Opdracht 1:
Geef uit de tekst over de antennemast woordelijk het gedeelte weer van "Voorts is tussen" tot en met "heeft kunnen verlenen.".

Tussen partijen is niet in geschil, en de voorzieningenrechter neemt dit als een vaststaand gegeven aan, dat het voornoemde bouwplan in strijd is met de planvoorschriften van het vigerende bestemmingsplan.
Voorts is tussen partijen niet in geschil dat er in het onderhavige geval uiteindelijk een antennemast met een hoogte van 37,5 meter zal worden gerealiseerd. Het verdient echter aanbeveling dat verweerder het nog te nemen besluit op bezwaar voorziet van de juiste, gewaarmerkte tekeningen. In voornoemd gegeven ziet de voorzieningenrechter thans geen aanleiding om de houdbaarheid van het bestreden besluit in de bezwaarfase negatief in te schatten. Om die reden bestaat dan ook geen aanleiding om het voorliggende besluit te schorsen.
Verzoekers betogen dat verweerder, gelet op de door hen geuite vrees voor gezondheidsrisico’s van (UMTS-)straling, niet in redelijkheid vrijstelling heeft kunnen verlenen.

Aangeleverde gegevens:
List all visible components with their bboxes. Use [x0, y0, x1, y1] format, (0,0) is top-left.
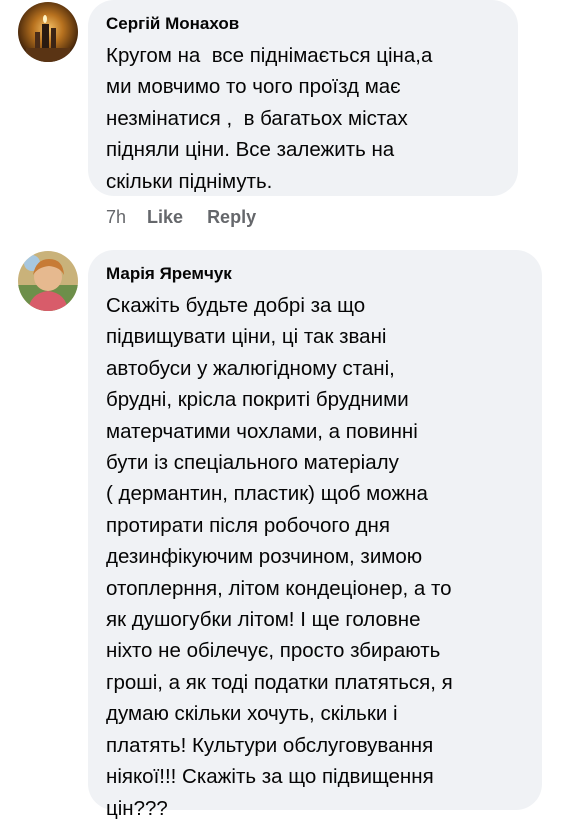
avatar-image — [18, 251, 78, 311]
comment-text: Скажіть будьте добрі за що підвищувати ц… — [106, 294, 453, 820]
comment-bubble: Марія Яремчук Скажіть будьте добрі за що… — [88, 250, 542, 820]
comment-author[interactable]: Марія Яремчук — [106, 264, 232, 284]
comment-2: Марія Яремчук Скажіть будьте добрі за що… — [0, 0, 564, 820]
avatar[interactable] — [18, 251, 78, 311]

Opdracht 2:
Giet de regels van alle vermeldingen bij de aangeleverde gegevens in een JSON-lijst van strings, met één string per regel en zonder lege regels. Neem de afbeeldingen niet op in je antwoord.

Definitief antwoord 1:
Voorts is tussen partijen niet in geschil dat er in het onderhavige geval uiteindelijk een antennemast met een hoogte van 37,5 meter zal worden gerealiseerd. Het verdient echter aanbeveling dat verweerder het nog te nemen besluit op bezwaar voorziet van de juiste, gewaarmerkte tekeningen. In voornoemd gegeven ziet de voorzieningenrechter thans geen aanleiding om de houdbaarheid van het bestreden besluit in de bezwaarfase negatief in te schatten. Om die reden bestaat dan ook geen aanleiding om het voorliggende besluit te schorsen.
Verzoekers betogen dat verweerder, gelet op de door hen geuite vrees voor gezondheidsrisico’s van (UMTS-)straling, niet in redelijkheid vrijstelling heeft kunnen verlenen.

Definitief antwoord 2:
[
  "List all visible components with their bboxes. Use [x0, y0, x1, y1] format, (0,0) is top-left.",
  "avatar-image — [18, 251, 78, 311]",
  "comment-text: Скажіть будьте добрі за що підвищувати ц… — [106, 294, 453, 820]",
  "comment-bubble: Марія Яремчук Скажіть будьте добрі за що… — [88, 250, 542, 820]",
  "comment-author[interactable]: Марія Яремчук — [106, 264, 232, 284]",
  "comment-2: Марія Яремчук Скажіть будьте добрі за що… — [0, 0, 564, 820]",
  "avatar[interactable] — [18, 251, 78, 311]"
]